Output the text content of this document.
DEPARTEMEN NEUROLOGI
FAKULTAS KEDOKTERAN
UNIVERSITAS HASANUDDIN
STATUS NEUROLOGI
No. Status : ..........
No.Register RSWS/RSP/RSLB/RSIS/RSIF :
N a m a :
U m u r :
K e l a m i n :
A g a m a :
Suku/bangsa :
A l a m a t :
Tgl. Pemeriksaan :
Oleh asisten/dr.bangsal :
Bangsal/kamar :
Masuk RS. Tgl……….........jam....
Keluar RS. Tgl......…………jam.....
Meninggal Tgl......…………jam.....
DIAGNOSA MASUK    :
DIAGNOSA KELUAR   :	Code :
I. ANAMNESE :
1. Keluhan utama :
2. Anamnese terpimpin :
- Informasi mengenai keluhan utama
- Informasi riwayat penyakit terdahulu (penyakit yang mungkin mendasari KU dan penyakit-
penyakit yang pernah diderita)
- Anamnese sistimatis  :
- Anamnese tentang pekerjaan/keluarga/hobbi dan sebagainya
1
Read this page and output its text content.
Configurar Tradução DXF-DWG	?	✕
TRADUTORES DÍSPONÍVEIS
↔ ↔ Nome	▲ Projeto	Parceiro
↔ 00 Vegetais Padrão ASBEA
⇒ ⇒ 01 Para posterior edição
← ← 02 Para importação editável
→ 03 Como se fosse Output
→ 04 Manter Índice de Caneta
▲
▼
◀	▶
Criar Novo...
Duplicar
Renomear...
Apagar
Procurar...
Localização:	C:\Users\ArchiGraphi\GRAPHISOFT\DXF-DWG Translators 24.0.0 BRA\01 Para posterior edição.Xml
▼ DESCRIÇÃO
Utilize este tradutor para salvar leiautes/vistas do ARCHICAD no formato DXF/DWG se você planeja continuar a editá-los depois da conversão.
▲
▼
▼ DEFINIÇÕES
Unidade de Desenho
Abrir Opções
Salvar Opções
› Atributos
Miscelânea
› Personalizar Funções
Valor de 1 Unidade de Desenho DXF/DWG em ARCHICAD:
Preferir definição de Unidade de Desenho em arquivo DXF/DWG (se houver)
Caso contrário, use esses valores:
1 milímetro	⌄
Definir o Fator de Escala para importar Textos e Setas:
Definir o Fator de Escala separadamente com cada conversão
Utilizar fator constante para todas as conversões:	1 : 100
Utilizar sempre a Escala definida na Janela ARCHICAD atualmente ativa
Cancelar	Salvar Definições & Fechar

▶ **Task goal**: Copy out every line of the data that includes the word "Informasi".

▶ **Solution to this task**:
- Informasi mengenai keluhan utama
- Informasi riwayat penyakit terdahulu (penyakit yang mungkin mendasari KU dan penyakit-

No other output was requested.